_Extract_
2014 hasn’t been the same type of year for cloud as 2013. If you go back into 2013, it’s almost as if cloud could do no wrong. Was 2014 the wake-up call that cloud needed? Box’s IPO is now on hold after the company admitted that it was hemorrhaging 9 figures. Cloud companies that were seeking investments in the stock market or by drumming up venture capital have been met with a cold shoulder since the beginning of the year. When will the investing mood cheer up for cloud companies around the globe?
Laurence Goldberg, who works for Barclays mentions, “Valuations got a little bit ahead of themselves through March.” Goldberg goes on to say that, “The market is still excited about these types of companies.” Large cloud players such as Microsoft, Amazon and Google haven’t been hit nearly as hard as the smaller players such as RackSpace, Fusion-IO or other smaller IaaS providers that are traded publically.
Cully Davis, analyst at Credit Suisse, stresses that software providers and SaaS companies will thrive in the cloud. Davis says, “The cloud has made software much easier to write, deploy and maintain, and therefore much easier and cheaper to sell.” Davis goes on to mention that, “If you can deploy software up in the cloud, you don’t need armies of consultants to make it work with your existing infrastructure.”

_Exercise instructions_
a) Copy the article on cloud investment word for word, beginning at the words "2014 hasn’t been" and stopping after the words "around the globe?".
b) Pick up the article on cloud investment after its final sentence and continue writing it.

[Document layout detection data]

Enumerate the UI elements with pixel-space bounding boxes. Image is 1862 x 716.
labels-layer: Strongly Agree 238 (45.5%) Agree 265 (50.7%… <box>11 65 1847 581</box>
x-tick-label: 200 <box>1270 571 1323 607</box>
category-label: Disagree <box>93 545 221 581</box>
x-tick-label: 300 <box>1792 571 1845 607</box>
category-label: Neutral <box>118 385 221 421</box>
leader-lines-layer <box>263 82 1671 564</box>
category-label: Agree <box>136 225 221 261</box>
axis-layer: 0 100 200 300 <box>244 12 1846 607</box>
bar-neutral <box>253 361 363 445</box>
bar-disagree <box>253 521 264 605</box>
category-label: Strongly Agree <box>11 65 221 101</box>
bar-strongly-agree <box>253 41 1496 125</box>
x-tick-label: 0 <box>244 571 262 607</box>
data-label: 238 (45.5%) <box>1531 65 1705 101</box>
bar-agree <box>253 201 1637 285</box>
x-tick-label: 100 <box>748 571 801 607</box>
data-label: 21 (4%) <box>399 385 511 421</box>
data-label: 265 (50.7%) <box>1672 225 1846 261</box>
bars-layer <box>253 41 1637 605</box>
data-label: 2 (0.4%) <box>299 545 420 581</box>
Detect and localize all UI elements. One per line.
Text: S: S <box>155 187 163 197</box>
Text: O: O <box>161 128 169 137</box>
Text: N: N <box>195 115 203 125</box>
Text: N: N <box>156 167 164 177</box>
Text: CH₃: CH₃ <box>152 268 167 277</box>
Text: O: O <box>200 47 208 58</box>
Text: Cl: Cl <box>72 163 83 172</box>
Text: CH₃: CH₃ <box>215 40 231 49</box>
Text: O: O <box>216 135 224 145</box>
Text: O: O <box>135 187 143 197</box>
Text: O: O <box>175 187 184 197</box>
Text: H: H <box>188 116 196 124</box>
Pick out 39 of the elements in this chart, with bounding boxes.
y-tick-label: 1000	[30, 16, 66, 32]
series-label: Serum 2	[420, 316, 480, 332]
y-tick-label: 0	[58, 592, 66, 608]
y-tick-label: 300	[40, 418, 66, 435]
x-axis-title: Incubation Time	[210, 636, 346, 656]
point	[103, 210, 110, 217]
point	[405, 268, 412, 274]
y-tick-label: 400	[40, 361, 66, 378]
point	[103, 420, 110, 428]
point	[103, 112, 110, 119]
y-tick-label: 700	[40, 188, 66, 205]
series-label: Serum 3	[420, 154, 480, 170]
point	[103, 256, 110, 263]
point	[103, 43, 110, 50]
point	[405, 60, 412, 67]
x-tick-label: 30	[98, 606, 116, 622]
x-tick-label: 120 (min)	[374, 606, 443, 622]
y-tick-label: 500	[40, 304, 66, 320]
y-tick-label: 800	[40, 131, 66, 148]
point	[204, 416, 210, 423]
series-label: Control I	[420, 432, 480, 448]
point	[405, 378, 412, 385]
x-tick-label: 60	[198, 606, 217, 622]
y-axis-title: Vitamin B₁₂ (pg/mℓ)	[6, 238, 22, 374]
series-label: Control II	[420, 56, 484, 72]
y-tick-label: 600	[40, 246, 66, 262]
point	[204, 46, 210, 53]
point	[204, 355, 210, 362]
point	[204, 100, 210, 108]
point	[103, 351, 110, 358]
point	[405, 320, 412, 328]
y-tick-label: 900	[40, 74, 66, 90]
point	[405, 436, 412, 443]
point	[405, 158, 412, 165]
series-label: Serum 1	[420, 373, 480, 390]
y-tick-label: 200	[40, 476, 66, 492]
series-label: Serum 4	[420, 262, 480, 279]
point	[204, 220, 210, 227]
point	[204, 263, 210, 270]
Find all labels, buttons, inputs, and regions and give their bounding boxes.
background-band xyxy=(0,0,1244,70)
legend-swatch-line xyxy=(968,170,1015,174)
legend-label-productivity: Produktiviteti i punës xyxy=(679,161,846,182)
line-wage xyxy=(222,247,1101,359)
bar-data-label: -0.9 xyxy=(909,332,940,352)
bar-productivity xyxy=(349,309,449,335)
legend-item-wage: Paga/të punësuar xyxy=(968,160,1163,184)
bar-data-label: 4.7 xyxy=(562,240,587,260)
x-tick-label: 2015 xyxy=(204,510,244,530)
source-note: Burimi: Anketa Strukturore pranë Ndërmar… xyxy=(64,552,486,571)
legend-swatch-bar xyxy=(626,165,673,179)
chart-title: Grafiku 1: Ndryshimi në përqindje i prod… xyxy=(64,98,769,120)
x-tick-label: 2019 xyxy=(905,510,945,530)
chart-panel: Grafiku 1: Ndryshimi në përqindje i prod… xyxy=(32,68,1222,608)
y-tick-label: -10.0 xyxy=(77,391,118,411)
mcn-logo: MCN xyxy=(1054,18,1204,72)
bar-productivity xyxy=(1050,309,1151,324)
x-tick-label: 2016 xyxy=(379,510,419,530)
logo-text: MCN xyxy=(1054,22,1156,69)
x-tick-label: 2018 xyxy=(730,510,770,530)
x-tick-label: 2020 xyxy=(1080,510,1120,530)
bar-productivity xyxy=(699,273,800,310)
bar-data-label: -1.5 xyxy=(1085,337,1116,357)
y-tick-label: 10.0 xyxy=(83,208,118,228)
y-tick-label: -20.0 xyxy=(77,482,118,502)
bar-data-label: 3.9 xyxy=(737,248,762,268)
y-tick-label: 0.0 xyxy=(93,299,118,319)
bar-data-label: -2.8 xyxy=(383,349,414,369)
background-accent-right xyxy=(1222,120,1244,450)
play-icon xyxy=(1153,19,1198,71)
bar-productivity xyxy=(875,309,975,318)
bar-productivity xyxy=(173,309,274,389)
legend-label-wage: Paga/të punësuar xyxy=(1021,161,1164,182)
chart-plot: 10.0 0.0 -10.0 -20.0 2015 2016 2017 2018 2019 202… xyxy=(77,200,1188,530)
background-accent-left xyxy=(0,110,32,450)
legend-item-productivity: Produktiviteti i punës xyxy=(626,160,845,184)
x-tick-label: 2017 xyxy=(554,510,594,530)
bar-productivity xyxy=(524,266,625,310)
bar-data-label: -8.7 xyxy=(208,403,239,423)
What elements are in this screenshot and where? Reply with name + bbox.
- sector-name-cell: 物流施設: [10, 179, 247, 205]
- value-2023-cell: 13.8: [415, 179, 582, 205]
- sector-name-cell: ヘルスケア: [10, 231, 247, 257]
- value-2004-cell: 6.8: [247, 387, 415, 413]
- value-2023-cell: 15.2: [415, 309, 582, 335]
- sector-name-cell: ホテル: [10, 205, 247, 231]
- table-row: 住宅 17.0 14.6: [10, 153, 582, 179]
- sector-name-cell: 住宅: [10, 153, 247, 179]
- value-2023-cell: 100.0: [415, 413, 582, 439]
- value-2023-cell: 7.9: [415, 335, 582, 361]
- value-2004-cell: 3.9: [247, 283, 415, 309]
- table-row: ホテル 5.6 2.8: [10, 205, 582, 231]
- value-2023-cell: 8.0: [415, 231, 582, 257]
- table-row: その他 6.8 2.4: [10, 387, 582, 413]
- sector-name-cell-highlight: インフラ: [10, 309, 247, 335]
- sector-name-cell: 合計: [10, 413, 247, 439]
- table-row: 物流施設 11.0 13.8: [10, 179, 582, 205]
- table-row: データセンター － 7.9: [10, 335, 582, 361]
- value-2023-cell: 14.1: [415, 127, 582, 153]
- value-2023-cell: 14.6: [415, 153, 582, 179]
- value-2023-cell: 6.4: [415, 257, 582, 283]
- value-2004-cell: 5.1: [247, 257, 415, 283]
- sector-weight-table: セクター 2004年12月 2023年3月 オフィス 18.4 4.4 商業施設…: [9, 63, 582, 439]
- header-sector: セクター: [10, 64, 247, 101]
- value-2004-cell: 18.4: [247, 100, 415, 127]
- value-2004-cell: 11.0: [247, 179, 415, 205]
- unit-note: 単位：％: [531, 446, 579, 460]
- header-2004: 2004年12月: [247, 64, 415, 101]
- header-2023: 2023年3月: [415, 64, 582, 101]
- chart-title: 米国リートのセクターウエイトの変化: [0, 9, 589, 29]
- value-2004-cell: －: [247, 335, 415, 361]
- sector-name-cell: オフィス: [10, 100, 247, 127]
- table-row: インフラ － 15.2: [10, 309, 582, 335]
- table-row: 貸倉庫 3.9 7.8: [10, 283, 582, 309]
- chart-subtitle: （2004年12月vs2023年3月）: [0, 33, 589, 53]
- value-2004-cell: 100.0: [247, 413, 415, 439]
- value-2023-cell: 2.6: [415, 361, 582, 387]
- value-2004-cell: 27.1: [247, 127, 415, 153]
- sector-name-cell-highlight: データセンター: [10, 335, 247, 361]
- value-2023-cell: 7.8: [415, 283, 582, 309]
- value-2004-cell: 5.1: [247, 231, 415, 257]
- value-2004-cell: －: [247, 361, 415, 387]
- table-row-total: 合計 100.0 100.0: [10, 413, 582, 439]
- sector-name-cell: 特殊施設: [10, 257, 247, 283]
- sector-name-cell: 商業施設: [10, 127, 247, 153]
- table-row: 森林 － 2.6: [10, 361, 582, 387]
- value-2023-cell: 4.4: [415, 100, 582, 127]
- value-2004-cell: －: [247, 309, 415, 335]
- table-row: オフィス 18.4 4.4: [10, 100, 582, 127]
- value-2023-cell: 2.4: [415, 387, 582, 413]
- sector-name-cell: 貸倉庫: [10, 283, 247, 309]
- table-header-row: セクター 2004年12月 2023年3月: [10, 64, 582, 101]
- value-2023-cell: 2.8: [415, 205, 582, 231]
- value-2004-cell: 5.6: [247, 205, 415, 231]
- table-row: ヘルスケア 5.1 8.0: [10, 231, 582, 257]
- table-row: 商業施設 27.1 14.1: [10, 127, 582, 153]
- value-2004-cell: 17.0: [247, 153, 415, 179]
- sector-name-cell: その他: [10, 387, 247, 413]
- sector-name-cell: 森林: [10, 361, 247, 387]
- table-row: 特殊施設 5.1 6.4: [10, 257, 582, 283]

_Exercise results_
a)
2014 hasn’t been the same type of year for cloud as 2013. If you go back into 2013, it’s almost as if cloud could do no wrong. Was 2014 the wake-up call that cloud needed? Box’s IPO is now on hold after the company admitted that it was hemorrhaging 9 figures. Cloud companies that were seeking investments in the stock market or by drumming up venture capital have been met with a cold shoulder since the beginning of the year. When will the investing mood cheer up for cloud companies around the globe?

b)
Perhaps this is why SaaS vendors are poised to do well whereas smaller IaaS providers are being left behind? As the big three public cloud providers race to the bottom in terms of price, development platforms will help distinguish each service from one another. PaaS will become the bridge and the main selling point for many of these cloud services providers in the future. In fact, this is already true for Microsoft Azure. If you are a Visual Studio Online developer or a Microsoft SQL database administrator, it would probably make more sense for you to use a service such as Azure versus a smaller IaaS provider such as RackSpace based on what you are trying to accomplish. The market is picking up on this trend which is why some cloud companies are getting rewarded while other cloud players are feeling squeezed by their shrinking stock values.